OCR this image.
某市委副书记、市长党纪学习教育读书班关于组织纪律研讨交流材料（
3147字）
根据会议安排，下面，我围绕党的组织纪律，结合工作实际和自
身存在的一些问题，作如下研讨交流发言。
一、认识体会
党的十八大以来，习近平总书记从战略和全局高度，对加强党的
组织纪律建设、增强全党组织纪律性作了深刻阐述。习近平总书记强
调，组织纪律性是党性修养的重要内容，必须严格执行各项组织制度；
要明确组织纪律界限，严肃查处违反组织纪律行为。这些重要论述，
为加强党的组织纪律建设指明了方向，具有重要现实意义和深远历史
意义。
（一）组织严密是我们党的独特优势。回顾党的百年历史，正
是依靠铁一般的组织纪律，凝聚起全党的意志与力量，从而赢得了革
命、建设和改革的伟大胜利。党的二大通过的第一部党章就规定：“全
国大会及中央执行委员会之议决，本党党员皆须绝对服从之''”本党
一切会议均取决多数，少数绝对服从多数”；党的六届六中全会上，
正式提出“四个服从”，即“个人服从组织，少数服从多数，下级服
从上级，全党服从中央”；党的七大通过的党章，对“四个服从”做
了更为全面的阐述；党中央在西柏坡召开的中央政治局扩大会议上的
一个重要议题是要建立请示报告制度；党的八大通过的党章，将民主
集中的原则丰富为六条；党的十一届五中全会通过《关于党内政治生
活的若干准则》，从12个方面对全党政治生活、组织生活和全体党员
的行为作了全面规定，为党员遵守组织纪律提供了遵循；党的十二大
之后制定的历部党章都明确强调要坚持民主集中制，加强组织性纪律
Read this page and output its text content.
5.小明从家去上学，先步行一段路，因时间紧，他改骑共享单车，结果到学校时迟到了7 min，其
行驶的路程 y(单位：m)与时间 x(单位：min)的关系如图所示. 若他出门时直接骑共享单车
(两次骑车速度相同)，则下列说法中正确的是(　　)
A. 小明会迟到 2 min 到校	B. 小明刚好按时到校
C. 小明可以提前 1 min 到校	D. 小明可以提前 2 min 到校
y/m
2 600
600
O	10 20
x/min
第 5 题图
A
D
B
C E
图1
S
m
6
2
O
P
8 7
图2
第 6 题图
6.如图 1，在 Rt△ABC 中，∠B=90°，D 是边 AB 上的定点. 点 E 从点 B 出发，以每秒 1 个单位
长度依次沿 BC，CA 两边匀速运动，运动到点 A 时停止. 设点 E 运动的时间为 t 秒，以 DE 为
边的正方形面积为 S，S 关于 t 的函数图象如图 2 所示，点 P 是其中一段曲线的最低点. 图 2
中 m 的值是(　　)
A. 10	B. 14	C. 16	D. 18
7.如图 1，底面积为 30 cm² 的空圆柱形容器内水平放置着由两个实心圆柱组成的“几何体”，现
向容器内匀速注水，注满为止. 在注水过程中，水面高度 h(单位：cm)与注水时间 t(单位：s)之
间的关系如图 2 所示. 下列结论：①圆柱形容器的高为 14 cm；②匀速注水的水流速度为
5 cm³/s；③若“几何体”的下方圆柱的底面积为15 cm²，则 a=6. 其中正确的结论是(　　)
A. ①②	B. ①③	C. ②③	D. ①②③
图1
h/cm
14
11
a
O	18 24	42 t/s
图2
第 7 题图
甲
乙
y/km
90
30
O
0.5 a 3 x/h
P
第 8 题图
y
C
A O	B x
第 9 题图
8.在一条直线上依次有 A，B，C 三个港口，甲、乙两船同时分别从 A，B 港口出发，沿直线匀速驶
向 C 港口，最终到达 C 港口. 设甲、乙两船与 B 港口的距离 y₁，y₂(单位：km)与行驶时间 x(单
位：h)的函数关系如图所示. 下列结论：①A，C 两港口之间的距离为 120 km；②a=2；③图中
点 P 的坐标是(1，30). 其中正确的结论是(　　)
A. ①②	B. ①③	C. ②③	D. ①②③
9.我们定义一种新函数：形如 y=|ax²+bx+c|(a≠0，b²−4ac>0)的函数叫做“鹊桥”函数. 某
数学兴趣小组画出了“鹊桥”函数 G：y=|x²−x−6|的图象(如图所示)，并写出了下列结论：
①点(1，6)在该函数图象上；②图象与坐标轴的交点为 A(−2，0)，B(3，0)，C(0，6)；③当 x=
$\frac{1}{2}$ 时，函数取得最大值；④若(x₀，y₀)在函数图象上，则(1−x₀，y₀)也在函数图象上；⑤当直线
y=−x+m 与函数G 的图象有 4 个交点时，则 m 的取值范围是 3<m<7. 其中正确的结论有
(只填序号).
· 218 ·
▬▬▬▬▬▬▬▬▬▬
» **What you should do**: Only the number is wanted: how many lines in the preceding entries hold the string "this"?

» **Written solution**: 2